• _Task requirements_
Look through the listing and locate every line containing the word "JSON"; copy those lines.

(A block of data)
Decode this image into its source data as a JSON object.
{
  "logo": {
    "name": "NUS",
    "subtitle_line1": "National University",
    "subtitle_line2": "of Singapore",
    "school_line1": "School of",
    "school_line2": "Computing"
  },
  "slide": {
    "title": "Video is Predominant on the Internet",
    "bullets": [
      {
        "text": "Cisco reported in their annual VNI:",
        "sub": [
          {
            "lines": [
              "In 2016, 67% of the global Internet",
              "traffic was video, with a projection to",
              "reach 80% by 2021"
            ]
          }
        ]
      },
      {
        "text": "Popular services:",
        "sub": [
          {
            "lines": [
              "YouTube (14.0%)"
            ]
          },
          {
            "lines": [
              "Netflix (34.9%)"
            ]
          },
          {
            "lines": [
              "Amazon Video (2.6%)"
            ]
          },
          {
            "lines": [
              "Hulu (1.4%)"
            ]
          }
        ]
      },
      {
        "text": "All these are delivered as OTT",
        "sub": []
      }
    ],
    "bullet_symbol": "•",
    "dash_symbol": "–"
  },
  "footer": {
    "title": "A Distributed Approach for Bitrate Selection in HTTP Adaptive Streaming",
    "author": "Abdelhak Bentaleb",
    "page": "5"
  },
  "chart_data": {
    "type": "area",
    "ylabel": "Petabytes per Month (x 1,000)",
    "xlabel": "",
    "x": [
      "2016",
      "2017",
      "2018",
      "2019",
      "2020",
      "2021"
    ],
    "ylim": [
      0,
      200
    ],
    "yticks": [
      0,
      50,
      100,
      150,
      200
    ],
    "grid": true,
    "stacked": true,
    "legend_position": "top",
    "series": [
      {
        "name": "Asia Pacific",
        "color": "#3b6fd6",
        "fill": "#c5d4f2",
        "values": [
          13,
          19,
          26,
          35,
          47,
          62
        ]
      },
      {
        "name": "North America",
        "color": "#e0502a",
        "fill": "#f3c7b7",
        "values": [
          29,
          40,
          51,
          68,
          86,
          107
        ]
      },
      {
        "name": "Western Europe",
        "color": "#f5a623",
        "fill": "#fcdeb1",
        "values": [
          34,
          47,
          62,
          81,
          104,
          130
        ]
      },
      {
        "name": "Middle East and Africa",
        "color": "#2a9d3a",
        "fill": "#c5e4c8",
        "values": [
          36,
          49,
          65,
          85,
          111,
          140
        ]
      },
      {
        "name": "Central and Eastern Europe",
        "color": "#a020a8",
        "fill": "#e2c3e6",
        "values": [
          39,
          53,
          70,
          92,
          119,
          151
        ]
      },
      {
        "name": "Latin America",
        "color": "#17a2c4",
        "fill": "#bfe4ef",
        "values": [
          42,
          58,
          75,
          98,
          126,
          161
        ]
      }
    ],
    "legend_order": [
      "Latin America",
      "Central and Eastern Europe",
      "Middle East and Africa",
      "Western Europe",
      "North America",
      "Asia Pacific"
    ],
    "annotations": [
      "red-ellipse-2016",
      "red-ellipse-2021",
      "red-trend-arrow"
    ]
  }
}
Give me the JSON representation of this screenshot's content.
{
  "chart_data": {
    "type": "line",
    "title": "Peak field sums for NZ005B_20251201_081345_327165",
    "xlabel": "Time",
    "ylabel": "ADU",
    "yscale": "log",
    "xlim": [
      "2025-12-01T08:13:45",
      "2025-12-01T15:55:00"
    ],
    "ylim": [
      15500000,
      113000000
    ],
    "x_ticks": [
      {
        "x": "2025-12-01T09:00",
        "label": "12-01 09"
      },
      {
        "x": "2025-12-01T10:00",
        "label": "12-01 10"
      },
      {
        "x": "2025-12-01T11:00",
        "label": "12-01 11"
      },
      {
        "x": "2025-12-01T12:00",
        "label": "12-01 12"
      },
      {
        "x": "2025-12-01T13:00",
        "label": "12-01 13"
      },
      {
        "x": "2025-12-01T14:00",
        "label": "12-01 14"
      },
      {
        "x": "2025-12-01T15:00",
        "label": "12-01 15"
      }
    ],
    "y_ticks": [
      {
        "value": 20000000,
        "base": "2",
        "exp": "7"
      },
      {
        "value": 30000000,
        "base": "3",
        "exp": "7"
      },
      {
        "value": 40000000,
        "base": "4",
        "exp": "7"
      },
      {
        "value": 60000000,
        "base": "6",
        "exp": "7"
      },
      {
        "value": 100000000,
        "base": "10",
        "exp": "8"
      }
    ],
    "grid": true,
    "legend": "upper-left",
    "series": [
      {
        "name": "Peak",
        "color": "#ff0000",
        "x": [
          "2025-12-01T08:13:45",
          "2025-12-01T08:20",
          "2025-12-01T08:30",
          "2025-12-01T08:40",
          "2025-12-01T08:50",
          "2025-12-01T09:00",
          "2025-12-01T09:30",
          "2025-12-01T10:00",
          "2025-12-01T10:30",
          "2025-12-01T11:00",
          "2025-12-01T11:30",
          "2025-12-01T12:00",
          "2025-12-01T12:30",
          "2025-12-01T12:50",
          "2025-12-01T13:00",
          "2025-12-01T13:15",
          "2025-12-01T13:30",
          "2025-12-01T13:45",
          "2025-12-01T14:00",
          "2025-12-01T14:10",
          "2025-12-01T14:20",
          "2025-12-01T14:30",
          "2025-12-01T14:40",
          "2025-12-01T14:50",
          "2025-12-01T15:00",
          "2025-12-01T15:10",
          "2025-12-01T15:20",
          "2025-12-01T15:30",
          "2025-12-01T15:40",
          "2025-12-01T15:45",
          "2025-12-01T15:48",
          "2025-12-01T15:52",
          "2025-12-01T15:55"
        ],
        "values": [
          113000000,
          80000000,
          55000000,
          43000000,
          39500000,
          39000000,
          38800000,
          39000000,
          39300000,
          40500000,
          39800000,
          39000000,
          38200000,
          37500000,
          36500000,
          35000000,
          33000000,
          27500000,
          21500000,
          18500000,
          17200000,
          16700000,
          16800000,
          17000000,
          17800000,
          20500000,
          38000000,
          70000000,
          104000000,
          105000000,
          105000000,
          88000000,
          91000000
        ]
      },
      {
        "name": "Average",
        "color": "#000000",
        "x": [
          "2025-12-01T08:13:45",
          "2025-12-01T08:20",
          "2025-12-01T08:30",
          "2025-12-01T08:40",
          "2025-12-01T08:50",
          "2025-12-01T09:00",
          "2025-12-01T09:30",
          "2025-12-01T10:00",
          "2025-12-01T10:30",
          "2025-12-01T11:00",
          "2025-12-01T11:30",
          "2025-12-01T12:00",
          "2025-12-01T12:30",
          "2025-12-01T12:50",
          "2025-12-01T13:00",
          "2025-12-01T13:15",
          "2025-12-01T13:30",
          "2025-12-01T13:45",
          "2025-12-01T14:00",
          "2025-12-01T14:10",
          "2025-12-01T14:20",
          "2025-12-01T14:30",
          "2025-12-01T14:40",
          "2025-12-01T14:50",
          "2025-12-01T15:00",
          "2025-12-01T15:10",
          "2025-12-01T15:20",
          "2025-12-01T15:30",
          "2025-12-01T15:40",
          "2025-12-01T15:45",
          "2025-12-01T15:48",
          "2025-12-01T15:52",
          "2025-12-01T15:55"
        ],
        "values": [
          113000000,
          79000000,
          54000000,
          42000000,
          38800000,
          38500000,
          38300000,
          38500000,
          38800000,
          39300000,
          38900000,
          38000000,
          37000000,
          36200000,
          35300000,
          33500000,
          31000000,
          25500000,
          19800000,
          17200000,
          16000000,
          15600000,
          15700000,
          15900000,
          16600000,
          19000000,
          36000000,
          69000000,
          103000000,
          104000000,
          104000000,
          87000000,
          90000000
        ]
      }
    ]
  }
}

• _Response_
Decode this image into its source data as a JSON object.
Give me the JSON representation of this screenshot's content.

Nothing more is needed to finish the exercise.